(Item position entries)
#####

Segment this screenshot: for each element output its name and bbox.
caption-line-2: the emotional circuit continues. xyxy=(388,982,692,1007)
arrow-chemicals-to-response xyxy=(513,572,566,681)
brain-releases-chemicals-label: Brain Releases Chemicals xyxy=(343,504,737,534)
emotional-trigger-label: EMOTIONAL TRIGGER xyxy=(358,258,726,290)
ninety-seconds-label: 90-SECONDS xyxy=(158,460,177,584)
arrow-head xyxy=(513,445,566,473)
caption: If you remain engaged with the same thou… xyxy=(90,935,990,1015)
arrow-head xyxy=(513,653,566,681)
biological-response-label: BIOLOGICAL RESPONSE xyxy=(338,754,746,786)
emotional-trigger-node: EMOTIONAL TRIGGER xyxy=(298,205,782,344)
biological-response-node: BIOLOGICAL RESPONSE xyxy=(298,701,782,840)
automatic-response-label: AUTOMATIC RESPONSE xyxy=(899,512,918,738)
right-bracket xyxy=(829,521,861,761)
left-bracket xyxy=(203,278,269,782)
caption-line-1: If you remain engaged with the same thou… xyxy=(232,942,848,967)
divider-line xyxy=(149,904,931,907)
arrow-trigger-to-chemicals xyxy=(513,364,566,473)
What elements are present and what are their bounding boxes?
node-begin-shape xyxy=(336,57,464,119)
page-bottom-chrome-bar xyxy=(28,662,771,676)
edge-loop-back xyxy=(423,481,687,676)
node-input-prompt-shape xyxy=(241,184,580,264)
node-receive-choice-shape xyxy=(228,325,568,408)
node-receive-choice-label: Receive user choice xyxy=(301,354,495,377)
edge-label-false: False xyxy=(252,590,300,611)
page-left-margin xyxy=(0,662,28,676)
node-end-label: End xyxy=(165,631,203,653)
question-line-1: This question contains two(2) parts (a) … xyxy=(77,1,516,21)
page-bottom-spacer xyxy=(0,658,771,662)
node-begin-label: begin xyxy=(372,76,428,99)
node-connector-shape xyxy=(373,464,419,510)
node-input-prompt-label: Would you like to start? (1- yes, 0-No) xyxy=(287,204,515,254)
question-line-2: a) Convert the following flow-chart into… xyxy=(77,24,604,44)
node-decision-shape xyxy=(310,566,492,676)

#####

WHAT TO WORK ON —
Please reproduce every item above, character for character, with no changes.

THE RESPONSE —
Segment this screenshot: for each element output its name and bbox.
caption-line-2: the emotional circuit continues. xyxy=(388,982,692,1007)
arrow-chemicals-to-response xyxy=(513,572,566,681)
brain-releases-chemicals-label: Brain Releases Chemicals xyxy=(343,504,737,534)
emotional-trigger-label: EMOTIONAL TRIGGER xyxy=(358,258,726,290)
ninety-seconds-label: 90-SECONDS xyxy=(158,460,177,584)
arrow-head xyxy=(513,445,566,473)
caption: If you remain engaged with the same thou… xyxy=(90,935,990,1015)
arrow-head xyxy=(513,653,566,681)
biological-response-label: BIOLOGICAL RESPONSE xyxy=(338,754,746,786)
emotional-trigger-node: EMOTIONAL TRIGGER xyxy=(298,205,782,344)
biological-response-node: BIOLOGICAL RESPONSE xyxy=(298,701,782,840)
automatic-response-label: AUTOMATIC RESPONSE xyxy=(899,512,918,738)
right-bracket xyxy=(829,521,861,761)
left-bracket xyxy=(203,278,269,782)
caption-line-1: If you remain engaged with the same thou… xyxy=(232,942,848,967)
divider-line xyxy=(149,904,931,907)
arrow-trigger-to-chemicals xyxy=(513,364,566,473)
What elements are present and what are their bounding boxes?
node-begin-shape xyxy=(336,57,464,119)
page-bottom-chrome-bar xyxy=(28,662,771,676)
edge-loop-back xyxy=(423,481,687,676)
node-input-prompt-shape xyxy=(241,184,580,264)
node-receive-choice-shape xyxy=(228,325,568,408)
node-receive-choice-label: Receive user choice xyxy=(301,354,495,377)
edge-label-false: False xyxy=(252,590,300,611)
page-left-margin xyxy=(0,662,28,676)
node-end-label: End xyxy=(165,631,203,653)
question-line-1: This question contains two(2) parts (a) … xyxy=(77,1,516,21)
page-bottom-spacer xyxy=(0,658,771,662)
node-begin-label: begin xyxy=(372,76,428,99)
node-connector-shape xyxy=(373,464,419,510)
node-input-prompt-label: Would you like to start? (1- yes, 0-No) xyxy=(287,204,515,254)
question-line-2: a) Convert the following flow-chart into… xyxy=(77,24,604,44)
node-decision-shape xyxy=(310,566,492,676)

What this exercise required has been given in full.